What the task requires:
Copy every line that contains the string "ylabel" from the entries below.

+++++

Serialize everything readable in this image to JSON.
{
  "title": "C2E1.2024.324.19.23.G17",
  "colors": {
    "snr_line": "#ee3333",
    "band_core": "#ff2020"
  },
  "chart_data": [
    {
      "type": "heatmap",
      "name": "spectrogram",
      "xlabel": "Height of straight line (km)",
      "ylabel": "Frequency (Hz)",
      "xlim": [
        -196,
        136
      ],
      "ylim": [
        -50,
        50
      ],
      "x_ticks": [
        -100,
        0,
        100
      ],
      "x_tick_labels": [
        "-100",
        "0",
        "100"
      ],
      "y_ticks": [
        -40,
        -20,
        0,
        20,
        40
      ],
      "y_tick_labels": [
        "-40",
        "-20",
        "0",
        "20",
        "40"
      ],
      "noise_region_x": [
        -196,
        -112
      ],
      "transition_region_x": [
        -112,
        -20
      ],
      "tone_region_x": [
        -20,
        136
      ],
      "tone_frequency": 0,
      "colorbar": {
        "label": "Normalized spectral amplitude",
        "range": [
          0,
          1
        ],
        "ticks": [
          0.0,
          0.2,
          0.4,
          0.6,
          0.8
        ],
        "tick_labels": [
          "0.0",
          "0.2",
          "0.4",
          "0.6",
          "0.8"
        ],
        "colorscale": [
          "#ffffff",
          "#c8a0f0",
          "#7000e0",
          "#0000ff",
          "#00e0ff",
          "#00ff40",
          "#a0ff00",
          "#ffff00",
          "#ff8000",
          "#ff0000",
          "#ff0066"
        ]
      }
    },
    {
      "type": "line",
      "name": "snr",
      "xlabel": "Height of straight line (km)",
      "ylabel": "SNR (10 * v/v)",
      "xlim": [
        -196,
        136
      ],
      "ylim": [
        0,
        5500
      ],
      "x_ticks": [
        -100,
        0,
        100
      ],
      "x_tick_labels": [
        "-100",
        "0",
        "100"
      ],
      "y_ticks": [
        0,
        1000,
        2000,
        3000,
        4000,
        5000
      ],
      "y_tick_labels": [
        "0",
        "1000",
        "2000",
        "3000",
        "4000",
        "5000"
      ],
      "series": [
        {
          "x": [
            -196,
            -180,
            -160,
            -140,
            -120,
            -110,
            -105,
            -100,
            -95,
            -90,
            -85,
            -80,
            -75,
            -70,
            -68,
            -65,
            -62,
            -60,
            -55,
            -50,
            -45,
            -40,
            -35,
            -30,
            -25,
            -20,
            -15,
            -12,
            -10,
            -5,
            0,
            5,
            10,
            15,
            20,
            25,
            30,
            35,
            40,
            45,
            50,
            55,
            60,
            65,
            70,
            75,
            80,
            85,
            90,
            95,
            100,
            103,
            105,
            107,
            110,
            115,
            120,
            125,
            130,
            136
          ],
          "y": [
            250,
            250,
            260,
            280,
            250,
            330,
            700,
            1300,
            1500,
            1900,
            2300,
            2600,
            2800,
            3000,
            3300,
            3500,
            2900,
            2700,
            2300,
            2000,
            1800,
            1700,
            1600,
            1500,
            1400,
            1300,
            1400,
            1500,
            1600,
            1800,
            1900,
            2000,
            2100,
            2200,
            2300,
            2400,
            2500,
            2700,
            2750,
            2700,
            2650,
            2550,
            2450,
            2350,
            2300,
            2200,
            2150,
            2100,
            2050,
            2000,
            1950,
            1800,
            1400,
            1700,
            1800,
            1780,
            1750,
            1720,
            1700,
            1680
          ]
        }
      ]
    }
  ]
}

+++++

Exercise response:
      "ylabel": "Frequency (Hz)",
      "ylabel": "SNR (10 * v/v)",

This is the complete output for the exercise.